> _TESTO DI STUDIO_:
════════

Si può affermare che il mondo di Virginia Woolf sia la materia fondante di "Le ore"?
«Penso che Le ore possa definirsi un’improvvisazione su un tema, come se un musicista jazz eseguisse variazioni su un pezzo musicale. In questo caso il pezzo è La signora Dalloway , che io lessi al liceo e mi segnò profondamente. Molti lettori portano con sé il ricordo del loro primo libro così come del loro primo bacio. Un testo, per una ragione o l’altra, arriva a svelare la forza generata dalle parole scritte, e per me questo significato iniziatico lo ha avuto La signora Dalloway ».
Il tempo è il cuore narrativo di "Le ore"?
«L’atto del raccontare è sempre legato agli effetti del tempo sulla vita e sul mondo. Da Anna Karenina al Gattopardo , ogni romanzo parla di trasformazioni che accadono in un
flusso temporale. La signora Dalloway si svolge nell’arco di una giornata, mentre Le ore copre tre giorni: uno negli anni Venti, uno nei Cinquanta e uno nei Novanta. Tutti i plot sono dominati dal tempo, il che può far sembrare gli scrittori più esperti di quella nozione di quanto in effetti siano».
Tramite la figura di Richard, malato terminale, emerge ne "Le ore" il dramma dell’Aids. Vede nessi fra la pandemia in corso e gli anni in cui l’Aids cominciò a dilagare?

════════

Continua l'intervista su "Le ore" riprendendo subito dopo l'ultima frase del testo di studio. Le righe che seguono provengono da un'altra fonte.

════════

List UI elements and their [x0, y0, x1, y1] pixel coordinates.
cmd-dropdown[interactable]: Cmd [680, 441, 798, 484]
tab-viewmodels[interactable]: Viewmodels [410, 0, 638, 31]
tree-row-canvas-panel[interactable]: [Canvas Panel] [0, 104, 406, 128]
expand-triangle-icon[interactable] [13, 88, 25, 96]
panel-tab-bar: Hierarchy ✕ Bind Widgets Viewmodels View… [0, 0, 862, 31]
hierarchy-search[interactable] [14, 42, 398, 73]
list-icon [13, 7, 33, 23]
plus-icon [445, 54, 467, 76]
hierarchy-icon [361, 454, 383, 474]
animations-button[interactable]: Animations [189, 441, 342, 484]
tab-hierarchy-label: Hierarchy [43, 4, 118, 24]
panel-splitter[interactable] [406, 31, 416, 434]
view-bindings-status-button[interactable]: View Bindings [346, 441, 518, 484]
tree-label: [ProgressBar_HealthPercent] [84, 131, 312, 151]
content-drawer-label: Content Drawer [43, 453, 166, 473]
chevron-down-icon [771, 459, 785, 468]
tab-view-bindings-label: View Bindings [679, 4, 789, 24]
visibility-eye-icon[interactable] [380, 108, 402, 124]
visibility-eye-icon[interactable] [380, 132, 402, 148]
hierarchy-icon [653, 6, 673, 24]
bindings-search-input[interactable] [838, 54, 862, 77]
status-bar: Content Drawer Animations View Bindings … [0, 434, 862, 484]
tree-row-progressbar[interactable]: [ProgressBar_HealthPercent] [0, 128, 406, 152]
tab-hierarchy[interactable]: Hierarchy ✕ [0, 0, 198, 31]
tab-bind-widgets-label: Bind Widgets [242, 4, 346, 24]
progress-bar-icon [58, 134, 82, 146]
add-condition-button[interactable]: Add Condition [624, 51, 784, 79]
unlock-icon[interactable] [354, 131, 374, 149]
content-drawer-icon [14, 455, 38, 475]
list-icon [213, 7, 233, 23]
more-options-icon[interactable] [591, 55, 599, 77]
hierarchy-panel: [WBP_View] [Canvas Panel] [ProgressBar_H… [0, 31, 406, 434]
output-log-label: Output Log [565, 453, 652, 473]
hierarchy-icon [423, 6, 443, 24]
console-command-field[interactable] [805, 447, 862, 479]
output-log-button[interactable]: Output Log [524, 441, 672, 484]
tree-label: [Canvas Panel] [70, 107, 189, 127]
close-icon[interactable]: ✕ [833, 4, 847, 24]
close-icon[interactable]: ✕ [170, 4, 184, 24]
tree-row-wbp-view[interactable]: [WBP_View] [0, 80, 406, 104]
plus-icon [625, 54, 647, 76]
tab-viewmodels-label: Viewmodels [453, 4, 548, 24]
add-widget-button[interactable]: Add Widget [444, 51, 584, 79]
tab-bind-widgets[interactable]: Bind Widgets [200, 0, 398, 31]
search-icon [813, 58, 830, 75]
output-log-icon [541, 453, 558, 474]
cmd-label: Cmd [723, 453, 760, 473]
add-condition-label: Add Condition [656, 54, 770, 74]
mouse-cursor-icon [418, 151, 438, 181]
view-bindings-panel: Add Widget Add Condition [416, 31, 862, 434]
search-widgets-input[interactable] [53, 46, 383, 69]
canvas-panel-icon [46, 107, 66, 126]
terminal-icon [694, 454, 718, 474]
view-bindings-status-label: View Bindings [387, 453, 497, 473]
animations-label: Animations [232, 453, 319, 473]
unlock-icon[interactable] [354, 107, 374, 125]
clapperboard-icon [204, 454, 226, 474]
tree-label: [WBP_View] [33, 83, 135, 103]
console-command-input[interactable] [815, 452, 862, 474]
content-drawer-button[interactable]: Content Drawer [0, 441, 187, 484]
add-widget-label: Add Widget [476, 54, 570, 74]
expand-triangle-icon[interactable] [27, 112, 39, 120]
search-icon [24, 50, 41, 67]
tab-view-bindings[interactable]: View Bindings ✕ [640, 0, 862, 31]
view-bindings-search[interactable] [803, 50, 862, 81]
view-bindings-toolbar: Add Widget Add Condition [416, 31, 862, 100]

════════

> _RISPOSTA AL PROBLEMA_:
«In questi mesi circola un’aria di déjà-vu per chi ha vissuto l’inizio della crisi dell’Aids, quando non si sapeva molto sui meccanismi di trasmissione. Timori e confusione accomunano le notizie sull’Aids e sul Covid 19, e il nostro malessere, in entrambi i casi, riguarda soprattutto l’incertezza sul modo in cui si diffondono i contagi. La paura del virus rende il prossimo "radioattivo", il che ha risvolti pericolosi. Dico a me stesso: se sopravviverai, ricorda gli stati d’animo di questo periodo e come sei riuscito a mantenerti umano in una fase disumana».
Siamo noi i diretti responsabili della situazione che sta vivendo il pianeta?
«Abbiamo violentato la natura, che si vendica. Intanto, durante la pandemia, la terra mostra di guarire dagli uomini con rapidità sorprendente. Basti pensare al rischiararsi dell’acqua nella laguna veneziana e ai cieli blu di Bombay e Pechino. La natura è robusta e resiliente, mentre gli uomini sono fragili e transitori. Incarnano il brutto sogno da cui la terra si sta destando».
Condivide gli allarmi sull’eventualità che le norme per contrastare la pandemia danneggino i diritti civili?
«Tutto è contraddittorio e scivoloso.
Mi preoccupano il punto a cui potrebbero condurci le misure implementate e l’esistenza di un’app in grado d’indentificare gli individui contagiosi. Mi chiedo se l’amministrazione Usa rimanderà o cancellerà le elezioni di novembre, e se l’attuale presidente sancirà la propria carica a vita. Parallelamente mi turba il fatto che la Svezia, che non ha adottato il lockdown, abbia 20mila casi e oltre 2.400 decessi, mentre la Norvegia, che ha imposto misure restrittive, ha poco più di 7.500 casi e 207 decessi.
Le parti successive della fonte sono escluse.